WHAT THE TASK ASKS >> Among the lines below, list those containing the string "stapel".

DATA PROVIDED >>
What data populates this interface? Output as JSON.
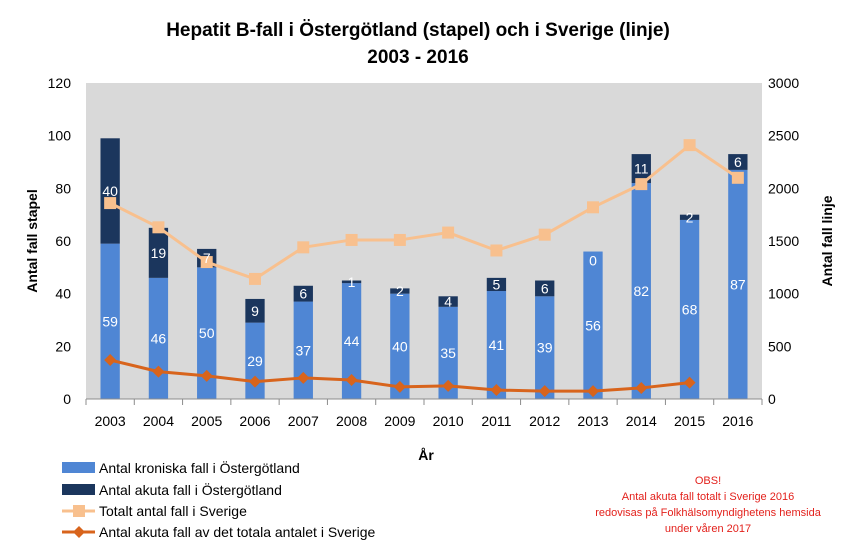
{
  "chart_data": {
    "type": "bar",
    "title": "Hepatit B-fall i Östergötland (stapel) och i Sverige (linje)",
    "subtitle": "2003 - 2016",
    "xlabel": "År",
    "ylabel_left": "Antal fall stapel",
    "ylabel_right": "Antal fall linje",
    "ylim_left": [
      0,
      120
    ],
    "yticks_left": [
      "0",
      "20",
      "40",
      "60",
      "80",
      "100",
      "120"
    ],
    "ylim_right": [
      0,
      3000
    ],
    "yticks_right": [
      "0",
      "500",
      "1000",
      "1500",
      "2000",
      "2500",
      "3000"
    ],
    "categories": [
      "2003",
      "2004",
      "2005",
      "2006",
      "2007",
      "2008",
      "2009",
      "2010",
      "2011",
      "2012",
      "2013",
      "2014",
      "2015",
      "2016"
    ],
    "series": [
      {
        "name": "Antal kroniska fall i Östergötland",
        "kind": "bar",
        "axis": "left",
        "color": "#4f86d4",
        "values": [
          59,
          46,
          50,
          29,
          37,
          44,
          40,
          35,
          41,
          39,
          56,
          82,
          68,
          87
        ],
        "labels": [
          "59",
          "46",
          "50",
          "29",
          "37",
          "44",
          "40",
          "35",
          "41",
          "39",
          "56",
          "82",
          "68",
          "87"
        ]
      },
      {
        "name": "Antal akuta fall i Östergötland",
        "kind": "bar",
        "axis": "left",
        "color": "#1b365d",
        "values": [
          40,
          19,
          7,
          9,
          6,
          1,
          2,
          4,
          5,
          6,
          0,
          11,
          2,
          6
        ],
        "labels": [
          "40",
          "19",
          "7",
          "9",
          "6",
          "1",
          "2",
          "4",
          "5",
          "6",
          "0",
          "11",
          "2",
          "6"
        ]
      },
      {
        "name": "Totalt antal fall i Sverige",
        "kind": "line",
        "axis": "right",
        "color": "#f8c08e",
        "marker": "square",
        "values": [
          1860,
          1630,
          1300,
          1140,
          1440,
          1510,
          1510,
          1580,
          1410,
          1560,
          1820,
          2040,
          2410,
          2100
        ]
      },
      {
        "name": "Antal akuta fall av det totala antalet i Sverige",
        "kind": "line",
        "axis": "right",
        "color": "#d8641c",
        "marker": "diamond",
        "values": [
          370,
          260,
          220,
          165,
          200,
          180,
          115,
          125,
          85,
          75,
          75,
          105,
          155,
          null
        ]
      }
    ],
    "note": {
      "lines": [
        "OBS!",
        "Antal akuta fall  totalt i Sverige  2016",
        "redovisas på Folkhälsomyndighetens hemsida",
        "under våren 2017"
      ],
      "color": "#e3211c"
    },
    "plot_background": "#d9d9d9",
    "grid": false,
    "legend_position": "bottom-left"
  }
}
--
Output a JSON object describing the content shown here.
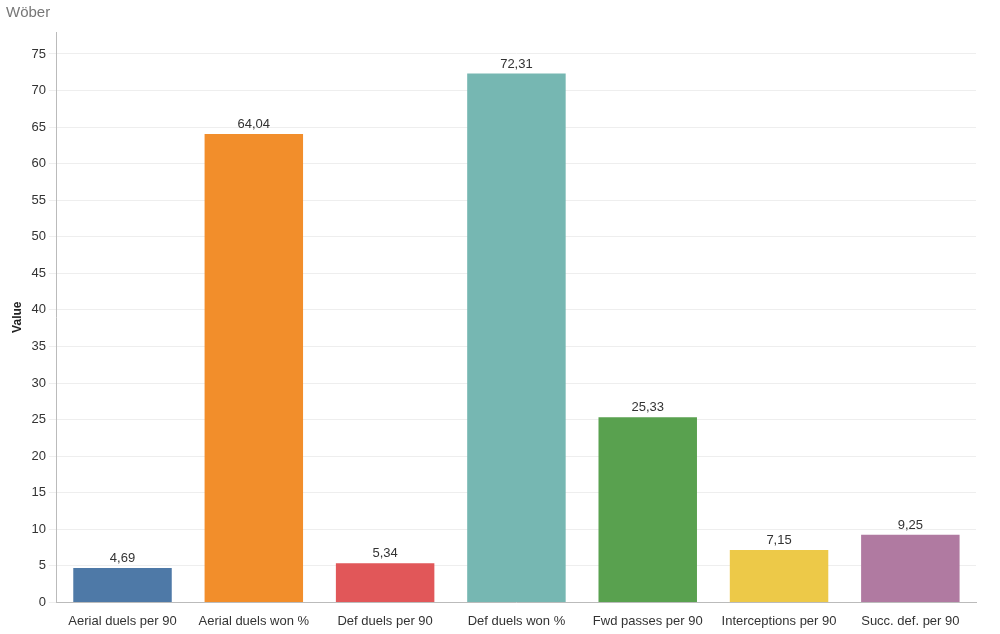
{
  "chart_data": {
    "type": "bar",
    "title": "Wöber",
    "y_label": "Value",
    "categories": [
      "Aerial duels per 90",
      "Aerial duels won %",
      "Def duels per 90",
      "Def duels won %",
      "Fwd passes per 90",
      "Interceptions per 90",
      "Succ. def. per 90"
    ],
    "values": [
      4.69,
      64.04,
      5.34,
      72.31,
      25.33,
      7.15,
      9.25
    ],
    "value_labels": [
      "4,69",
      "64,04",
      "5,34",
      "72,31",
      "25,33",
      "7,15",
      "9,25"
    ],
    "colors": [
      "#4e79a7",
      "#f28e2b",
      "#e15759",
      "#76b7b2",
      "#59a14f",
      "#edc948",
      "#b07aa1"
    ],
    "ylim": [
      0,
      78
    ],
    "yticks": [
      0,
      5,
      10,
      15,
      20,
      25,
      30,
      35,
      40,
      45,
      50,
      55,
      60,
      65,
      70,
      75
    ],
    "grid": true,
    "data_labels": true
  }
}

THE ANSWER >>
    "title": "Hepatit B-fall i Östergötland (stapel) och i Sverige (linje)",
    "ylabel_left": "Antal fall stapel",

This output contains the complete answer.